> [What is required]: Repeat what the lines below say, word for word, and skip every image.

> [Data provided]:
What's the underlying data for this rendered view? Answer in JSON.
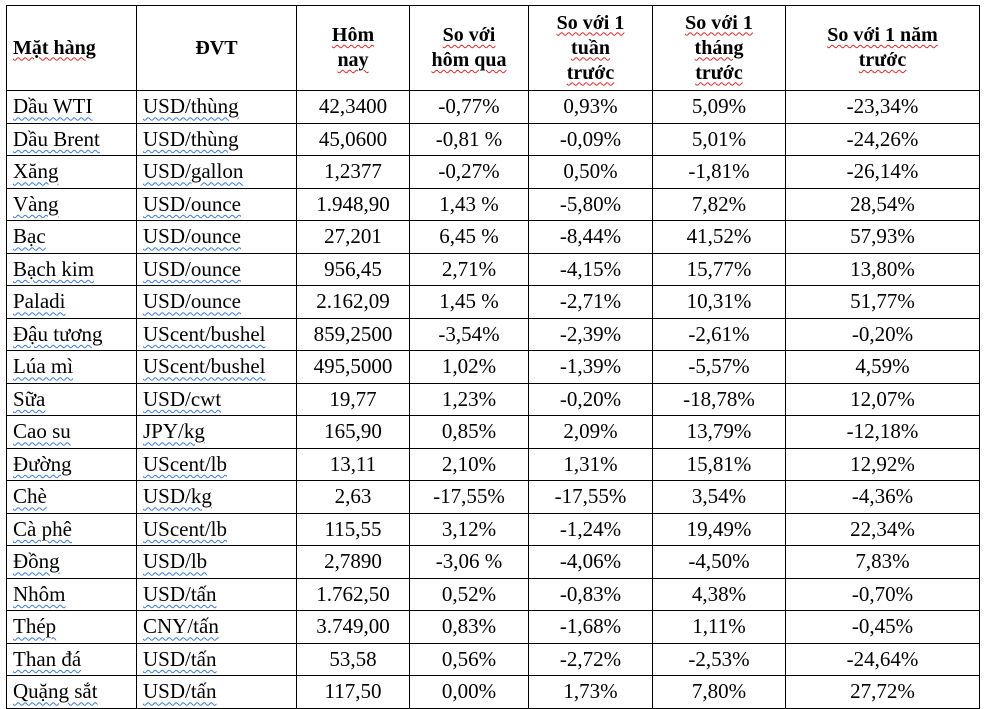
{
  "headers": {
    "name": "Mặt hàng",
    "unit": "ĐVT",
    "today": [
      "Hôm",
      "nay"
    ],
    "vs_yesterday": [
      "So với",
      "hôm qua"
    ],
    "vs_week": [
      "So với 1",
      "tuần",
      "trước"
    ],
    "vs_month": [
      "So với 1",
      "tháng",
      "trước"
    ],
    "vs_year": [
      "So với 1 năm",
      "trước"
    ]
  },
  "rows": [
    {
      "name": "Dầu WTI",
      "unit": "USD/thùng",
      "today": "42,3400",
      "d": "-0,77%",
      "w": "0,93%",
      "m": "5,09%",
      "y": "-23,34%"
    },
    {
      "name": "Dầu Brent",
      "unit": "USD/thùng",
      "today": "45,0600",
      "d": "-0,81 %",
      "w": "-0,09%",
      "m": "5,01%",
      "y": "-24,26%"
    },
    {
      "name": "Xăng",
      "unit": "USD/gallon",
      "today": "1,2377",
      "d": "-0,27%",
      "w": "0,50%",
      "m": "-1,81%",
      "y": "-26,14%"
    },
    {
      "name": "Vàng",
      "unit": "USD/ounce",
      "today": "1.948,90",
      "d": "1,43 %",
      "w": "-5,80%",
      "m": "7,82%",
      "y": "28,54%"
    },
    {
      "name": "Bạc",
      "unit": "USD/ounce",
      "today": "27,201",
      "d": "6,45 %",
      "w": "-8,44%",
      "m": "41,52%",
      "y": "57,93%"
    },
    {
      "name": "Bạch kim",
      "unit": "USD/ounce",
      "today": "956,45",
      "d": "2,71%",
      "w": "-4,15%",
      "m": "15,77%",
      "y": "13,80%"
    },
    {
      "name": "Paladi",
      "unit": "USD/ounce",
      "today": "2.162,09",
      "d": "1,45 %",
      "w": "-2,71%",
      "m": "10,31%",
      "y": "51,77%"
    },
    {
      "name": "Đậu tương",
      "unit": "UScent/bushel",
      "today": "859,2500",
      "d": "-3,54%",
      "w": "-2,39%",
      "m": "-2,61%",
      "y": "-0,20%"
    },
    {
      "name": "Lúa mì",
      "unit": "UScent/bushel",
      "today": "495,5000",
      "d": "1,02%",
      "w": "-1,39%",
      "m": "-5,57%",
      "y": "4,59%"
    },
    {
      "name": "Sữa",
      "unit": "USD/cwt",
      "today": "19,77",
      "d": "1,23%",
      "w": "-0,20%",
      "m": "-18,78%",
      "y": "12,07%"
    },
    {
      "name": "Cao su",
      "unit": "JPY/kg",
      "today": "165,90",
      "d": "0,85%",
      "w": "2,09%",
      "m": "13,79%",
      "y": "-12,18%"
    },
    {
      "name": "Đường",
      "unit": "UScent/lb",
      "today": "13,11",
      "d": "2,10%",
      "w": "1,31%",
      "m": "15,81%",
      "y": "12,92%"
    },
    {
      "name": "Chè",
      "unit": "USD/kg",
      "today": "2,63",
      "d": "-17,55%",
      "w": "-17,55%",
      "m": "3,54%",
      "y": "-4,36%"
    },
    {
      "name": "Cà phê",
      "unit": "UScent/lb",
      "today": "115,55",
      "d": "3,12%",
      "w": "-1,24%",
      "m": "19,49%",
      "y": "22,34%"
    },
    {
      "name": "Đồng",
      "unit": "USD/lb",
      "today": "2,7890",
      "d": "-3,06 %",
      "w": "-4,06%",
      "m": "-4,50%",
      "y": "7,83%"
    },
    {
      "name": "Nhôm",
      "unit": "USD/tấn",
      "today": "1.762,50",
      "d": "0,52%",
      "w": "-0,83%",
      "m": "4,38%",
      "y": "-0,70%"
    },
    {
      "name": "Thép",
      "unit": "CNY/tấn",
      "today": "3.749,00",
      "d": "0,83%",
      "w": "-1,68%",
      "m": "1,11%",
      "y": "-0,45%"
    },
    {
      "name": "Than đá",
      "unit": "USD/tấn",
      "today": "53,58",
      "d": "0,56%",
      "w": "-2,72%",
      "m": "-2,53%",
      "y": "-24,64%"
    },
    {
      "name": "Quặng sắt",
      "unit": "USD/tấn",
      "today": "117,50",
      "d": "0,00%",
      "w": "1,73%",
      "m": "7,80%",
      "y": "27,72%"
    }
  ]
}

> [Output for this task]:
What's the underlying data for this rendered view? Answer in JSON.
{
  "headers": {
    "name": "Mặt hàng",
    "unit": "ĐVT",
    "today": [
      "Hôm",
      "nay"
    ],
    "vs_yesterday": [
      "So với",
      "hôm qua"
    ],
    "vs_week": [
      "So với 1",
      "tuần",
      "trước"
    ],
    "vs_month": [
      "So với 1",
      "tháng",
      "trước"
    ],
    "vs_year": [
      "So với 1 năm",
      "trước"
    ]
  },
  "rows": [
    {
      "name": "Dầu WTI",
      "unit": "USD/thùng",
      "today": "42,3400",
      "d": "-0,77%",
      "w": "0,93%",
      "m": "5,09%",
      "y": "-23,34%"
    },
    {
      "name": "Dầu Brent",
      "unit": "USD/thùng",
      "today": "45,0600",
      "d": "-0,81 %",
      "w": "-0,09%",
      "m": "5,01%",
      "y": "-24,26%"
    },
    {
      "name": "Xăng",
      "unit": "USD/gallon",
      "today": "1,2377",
      "d": "-0,27%",
      "w": "0,50%",
      "m": "-1,81%",
      "y": "-26,14%"
    },
    {
      "name": "Vàng",
      "unit": "USD/ounce",
      "today": "1.948,90",
      "d": "1,43 %",
      "w": "-5,80%",
      "m": "7,82%",
      "y": "28,54%"
    },
    {
      "name": "Bạc",
      "unit": "USD/ounce",
      "today": "27,201",
      "d": "6,45 %",
      "w": "-8,44%",
      "m": "41,52%",
      "y": "57,93%"
    },
    {
      "name": "Bạch kim",
      "unit": "USD/ounce",
      "today": "956,45",
      "d": "2,71%",
      "w": "-4,15%",
      "m": "15,77%",
      "y": "13,80%"
    },
    {
      "name": "Paladi",
      "unit": "USD/ounce",
      "today": "2.162,09",
      "d": "1,45 %",
      "w": "-2,71%",
      "m": "10,31%",
      "y": "51,77%"
    },
    {
      "name": "Đậu tương",
      "unit": "UScent/bushel",
      "today": "859,2500",
      "d": "-3,54%",
      "w": "-2,39%",
      "m": "-2,61%",
      "y": "-0,20%"
    },
    {
      "name": "Lúa mì",
      "unit": "UScent/bushel",
      "today": "495,5000",
      "d": "1,02%",
      "w": "-1,39%",
      "m": "-5,57%",
      "y": "4,59%"
    },
    {
      "name": "Sữa",
      "unit": "USD/cwt",
      "today": "19,77",
      "d": "1,23%",
      "w": "-0,20%",
      "m": "-18,78%",
      "y": "12,07%"
    },
    {
      "name": "Cao su",
      "unit": "JPY/kg",
      "today": "165,90",
      "d": "0,85%",
      "w": "2,09%",
      "m": "13,79%",
      "y": "-12,18%"
    },
    {
      "name": "Đường",
      "unit": "UScent/lb",
      "today": "13,11",
      "d": "2,10%",
      "w": "1,31%",
      "m": "15,81%",
      "y": "12,92%"
    },
    {
      "name": "Chè",
      "unit": "USD/kg",
      "today": "2,63",
      "d": "-17,55%",
      "w": "-17,55%",
      "m": "3,54%",
      "y": "-4,36%"
    },
    {
      "name": "Cà phê",
      "unit": "UScent/lb",
      "today": "115,55",
      "d": "3,12%",
      "w": "-1,24%",
      "m": "19,49%",
      "y": "22,34%"
    },
    {
      "name": "Đồng",
      "unit": "USD/lb",
      "today": "2,7890",
      "d": "-3,06 %",
      "w": "-4,06%",
      "m": "-4,50%",
      "y": "7,83%"
    },
    {
      "name": "Nhôm",
      "unit": "USD/tấn",
      "today": "1.762,50",
      "d": "0,52%",
      "w": "-0,83%",
      "m": "4,38%",
      "y": "-0,70%"
    },
    {
      "name": "Thép",
      "unit": "CNY/tấn",
      "today": "3.749,00",
      "d": "0,83%",
      "w": "-1,68%",
      "m": "1,11%",
      "y": "-0,45%"
    },
    {
      "name": "Than đá",
      "unit": "USD/tấn",
      "today": "53,58",
      "d": "0,56%",
      "w": "-2,72%",
      "m": "-2,53%",
      "y": "-24,64%"
    },
    {
      "name": "Quặng sắt",
      "unit": "USD/tấn",
      "today": "117,50",
      "d": "0,00%",
      "w": "1,73%",
      "m": "7,80%",
      "y": "27,72%"
    }
  ]
}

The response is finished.